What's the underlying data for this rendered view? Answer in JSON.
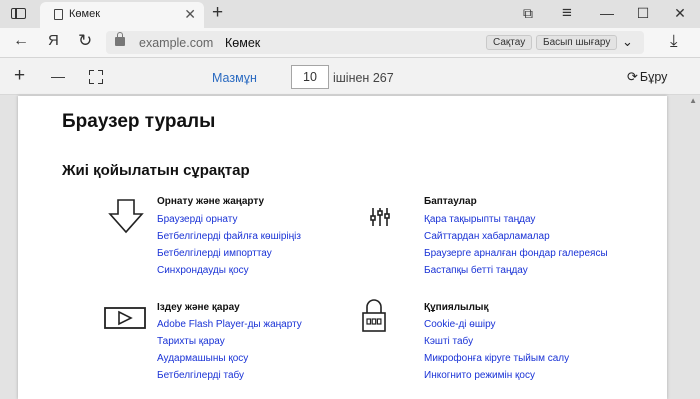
{
  "tab": {
    "title": "Көмек",
    "close": "✕",
    "new_tab": "+"
  },
  "window_controls": {
    "bookmarks": "⧉",
    "menu": "≡",
    "minimize": "—",
    "maximize": "☐",
    "close": "✕"
  },
  "nav": {
    "back": "←",
    "yandex": "Я",
    "reload": "↻"
  },
  "address": {
    "domain": "example.com",
    "page_title": "Көмек",
    "save_label": "Сақтау",
    "print_label": "Басып шығару",
    "chevron": "⌄",
    "download": "⤓"
  },
  "pdf_toolbar": {
    "zoom_in": "+",
    "zoom_out": "—",
    "toc_label": "Мазмұн",
    "page_number": "10",
    "page_of": "ішінен 267",
    "rotate_icon": "⟳",
    "rotate_label": "Бұру"
  },
  "doc": {
    "heading": "Браузер туралы",
    "subheading": "Жиі қойылатын сұрақтар",
    "sections": [
      {
        "icon": "download-arrow-icon",
        "title": "Орнату және жаңарту",
        "links": [
          "Браузерді орнату",
          "Бетбелгілерді файлға көшіріңіз",
          "Бетбелгілерді импорттау",
          "Синхрондауды қосу"
        ]
      },
      {
        "icon": "sliders-icon",
        "title": "Баптаулар",
        "links": [
          "Қара тақырыпты таңдау",
          "Сайттардан хабарламалар",
          "Браузерге арналған фондар галереясы",
          "Бастапқы бетті таңдау"
        ]
      },
      {
        "icon": "video-play-icon",
        "title": "Іздеу және қарау",
        "links": [
          "Adobe Flash Player-ды жаңарту",
          "Тарихты қарау",
          "Аудармашыны қосу",
          "Бетбелгілерді табу"
        ]
      },
      {
        "icon": "padlock-icon",
        "title": "Құпиялылық",
        "links": [
          "Cookie-ді өшіру",
          "Кэшті табу",
          "Микрофонға кіруге тыйым салу",
          "Инкогнито режимін қосу"
        ]
      }
    ]
  },
  "colors": {
    "link": "#1a33d6",
    "toc_link": "#2a6ac1"
  }
}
------------------------------------------------
Return each line from the material above exactly, but not the pictures.

◆ THE COMPLETED TASK ◆
What's the underlying data for this rendered view? Answer in JSON.
{
  "tab": {
    "title": "Көмек",
    "close": "✕",
    "new_tab": "+"
  },
  "window_controls": {
    "bookmarks": "⧉",
    "menu": "≡",
    "minimize": "—",
    "maximize": "☐",
    "close": "✕"
  },
  "nav": {
    "back": "←",
    "yandex": "Я",
    "reload": "↻"
  },
  "address": {
    "domain": "example.com",
    "page_title": "Көмек",
    "save_label": "Сақтау",
    "print_label": "Басып шығару",
    "chevron": "⌄",
    "download": "⤓"
  },
  "pdf_toolbar": {
    "zoom_in": "+",
    "zoom_out": "—",
    "toc_label": "Мазмұн",
    "page_number": "10",
    "page_of": "ішінен 267",
    "rotate_icon": "⟳",
    "rotate_label": "Бұру"
  },
  "doc": {
    "heading": "Браузер туралы",
    "subheading": "Жиі қойылатын сұрақтар",
    "sections": [
      {
        "icon": "download-arrow-icon",
        "title": "Орнату және жаңарту",
        "links": [
          "Браузерді орнату",
          "Бетбелгілерді файлға көшіріңіз",
          "Бетбелгілерді импорттау",
          "Синхрондауды қосу"
        ]
      },
      {
        "icon": "sliders-icon",
        "title": "Баптаулар",
        "links": [
          "Қара тақырыпты таңдау",
          "Сайттардан хабарламалар",
          "Браузерге арналған фондар галереясы",
          "Бастапқы бетті таңдау"
        ]
      },
      {
        "icon": "video-play-icon",
        "title": "Іздеу және қарау",
        "links": [
          "Adobe Flash Player-ды жаңарту",
          "Тарихты қарау",
          "Аудармашыны қосу",
          "Бетбелгілерді табу"
        ]
      },
      {
        "icon": "padlock-icon",
        "title": "Құпиялылық",
        "links": [
          "Cookie-ді өшіру",
          "Кэшті табу",
          "Микрофонға кіруге тыйым салу",
          "Инкогнито режимін қосу"
        ]
      }
    ]
  },
  "colors": {
    "link": "#1a33d6",
    "toc_link": "#2a6ac1"
  }
}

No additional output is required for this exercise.